BEGIN

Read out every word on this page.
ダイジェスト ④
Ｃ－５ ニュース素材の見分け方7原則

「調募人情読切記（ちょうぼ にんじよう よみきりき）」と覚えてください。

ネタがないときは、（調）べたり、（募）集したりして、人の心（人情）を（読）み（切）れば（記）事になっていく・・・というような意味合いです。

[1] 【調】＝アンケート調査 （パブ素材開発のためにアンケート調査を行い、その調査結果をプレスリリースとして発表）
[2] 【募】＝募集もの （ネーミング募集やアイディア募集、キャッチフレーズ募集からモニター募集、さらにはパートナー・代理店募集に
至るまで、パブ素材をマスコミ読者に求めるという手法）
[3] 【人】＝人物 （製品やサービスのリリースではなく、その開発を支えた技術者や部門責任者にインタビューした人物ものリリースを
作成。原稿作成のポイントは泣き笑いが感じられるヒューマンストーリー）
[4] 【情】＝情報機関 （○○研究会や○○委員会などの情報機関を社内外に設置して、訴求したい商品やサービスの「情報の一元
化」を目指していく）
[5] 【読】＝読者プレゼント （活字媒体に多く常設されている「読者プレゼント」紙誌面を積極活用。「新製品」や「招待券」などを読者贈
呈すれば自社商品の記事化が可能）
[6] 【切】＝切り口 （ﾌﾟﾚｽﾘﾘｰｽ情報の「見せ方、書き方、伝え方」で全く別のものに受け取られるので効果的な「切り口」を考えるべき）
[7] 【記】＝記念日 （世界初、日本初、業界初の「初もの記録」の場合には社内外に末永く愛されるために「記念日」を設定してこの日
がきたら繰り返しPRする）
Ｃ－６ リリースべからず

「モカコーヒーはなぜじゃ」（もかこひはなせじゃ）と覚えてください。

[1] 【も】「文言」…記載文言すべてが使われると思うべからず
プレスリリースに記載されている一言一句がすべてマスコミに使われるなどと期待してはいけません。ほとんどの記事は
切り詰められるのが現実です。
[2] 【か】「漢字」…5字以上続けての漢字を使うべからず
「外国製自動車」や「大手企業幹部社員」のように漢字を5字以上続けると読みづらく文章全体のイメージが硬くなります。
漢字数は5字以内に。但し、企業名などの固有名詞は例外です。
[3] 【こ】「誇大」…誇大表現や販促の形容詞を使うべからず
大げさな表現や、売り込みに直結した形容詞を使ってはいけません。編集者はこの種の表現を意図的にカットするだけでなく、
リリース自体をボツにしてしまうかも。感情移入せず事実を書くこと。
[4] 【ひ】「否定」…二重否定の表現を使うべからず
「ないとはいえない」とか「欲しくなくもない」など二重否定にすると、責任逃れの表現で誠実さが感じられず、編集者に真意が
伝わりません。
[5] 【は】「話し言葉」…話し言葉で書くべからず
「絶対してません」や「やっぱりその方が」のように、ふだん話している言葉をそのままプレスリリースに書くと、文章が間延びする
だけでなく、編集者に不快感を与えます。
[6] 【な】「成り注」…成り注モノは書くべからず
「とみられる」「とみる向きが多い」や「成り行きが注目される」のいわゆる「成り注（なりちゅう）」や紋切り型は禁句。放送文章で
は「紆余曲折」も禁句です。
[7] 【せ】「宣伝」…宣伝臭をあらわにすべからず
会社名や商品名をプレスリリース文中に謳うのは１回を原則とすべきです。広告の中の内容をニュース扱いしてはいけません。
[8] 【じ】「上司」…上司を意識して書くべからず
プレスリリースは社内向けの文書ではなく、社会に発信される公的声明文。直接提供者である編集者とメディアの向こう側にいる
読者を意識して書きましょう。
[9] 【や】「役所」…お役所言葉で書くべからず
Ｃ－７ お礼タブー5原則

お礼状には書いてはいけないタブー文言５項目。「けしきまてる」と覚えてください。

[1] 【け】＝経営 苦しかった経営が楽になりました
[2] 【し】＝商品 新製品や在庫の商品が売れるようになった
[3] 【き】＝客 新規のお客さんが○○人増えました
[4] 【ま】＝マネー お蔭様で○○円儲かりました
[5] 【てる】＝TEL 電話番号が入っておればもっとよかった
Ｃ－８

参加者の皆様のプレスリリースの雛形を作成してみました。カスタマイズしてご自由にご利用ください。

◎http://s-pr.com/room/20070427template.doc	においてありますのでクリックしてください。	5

END
BEGIN

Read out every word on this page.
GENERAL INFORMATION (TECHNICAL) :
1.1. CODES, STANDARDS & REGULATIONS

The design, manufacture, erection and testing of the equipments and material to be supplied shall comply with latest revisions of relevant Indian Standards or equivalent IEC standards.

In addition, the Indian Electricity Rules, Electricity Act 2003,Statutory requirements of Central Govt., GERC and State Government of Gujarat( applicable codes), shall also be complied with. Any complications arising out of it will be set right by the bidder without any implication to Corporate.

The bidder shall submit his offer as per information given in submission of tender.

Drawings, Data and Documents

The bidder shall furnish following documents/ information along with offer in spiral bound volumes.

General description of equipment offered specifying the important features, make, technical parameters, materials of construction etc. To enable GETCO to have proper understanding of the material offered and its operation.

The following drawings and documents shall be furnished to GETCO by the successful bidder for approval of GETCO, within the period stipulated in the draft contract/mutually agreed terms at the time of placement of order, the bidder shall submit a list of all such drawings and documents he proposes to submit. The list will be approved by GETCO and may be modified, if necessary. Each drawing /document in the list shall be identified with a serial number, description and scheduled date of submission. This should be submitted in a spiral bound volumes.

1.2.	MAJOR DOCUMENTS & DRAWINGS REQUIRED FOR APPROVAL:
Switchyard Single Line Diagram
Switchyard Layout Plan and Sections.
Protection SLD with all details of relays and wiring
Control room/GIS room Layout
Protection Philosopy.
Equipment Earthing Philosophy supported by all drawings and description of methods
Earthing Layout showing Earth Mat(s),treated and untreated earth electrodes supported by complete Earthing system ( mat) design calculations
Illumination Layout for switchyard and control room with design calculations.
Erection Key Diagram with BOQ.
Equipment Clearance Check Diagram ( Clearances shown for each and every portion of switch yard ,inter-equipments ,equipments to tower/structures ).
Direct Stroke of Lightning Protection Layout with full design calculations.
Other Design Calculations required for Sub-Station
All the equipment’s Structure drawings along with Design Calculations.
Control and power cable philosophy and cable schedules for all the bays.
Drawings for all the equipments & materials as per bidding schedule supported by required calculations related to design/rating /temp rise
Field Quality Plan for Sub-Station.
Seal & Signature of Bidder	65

END

# What is asked:
Gather all lines where the word "volumes" appears.

# Task answer:
The bidder shall furnish following documents/ information along with offer in spiral bound volumes.
The following drawings and documents shall be furnished to GETCO by the successful bidder for approval of GETCO, within the period stipulated in the draft contract/mutually agreed terms at the time of placement of order, the bidder shall submit a list of all such drawings and documents he proposes to submit. The list will be approved by GETCO and may be modified, if necessary. Each drawing /document in the list shall be identified with a serial number, description and scheduled date of submission. This should be submitted in a spiral bound volumes.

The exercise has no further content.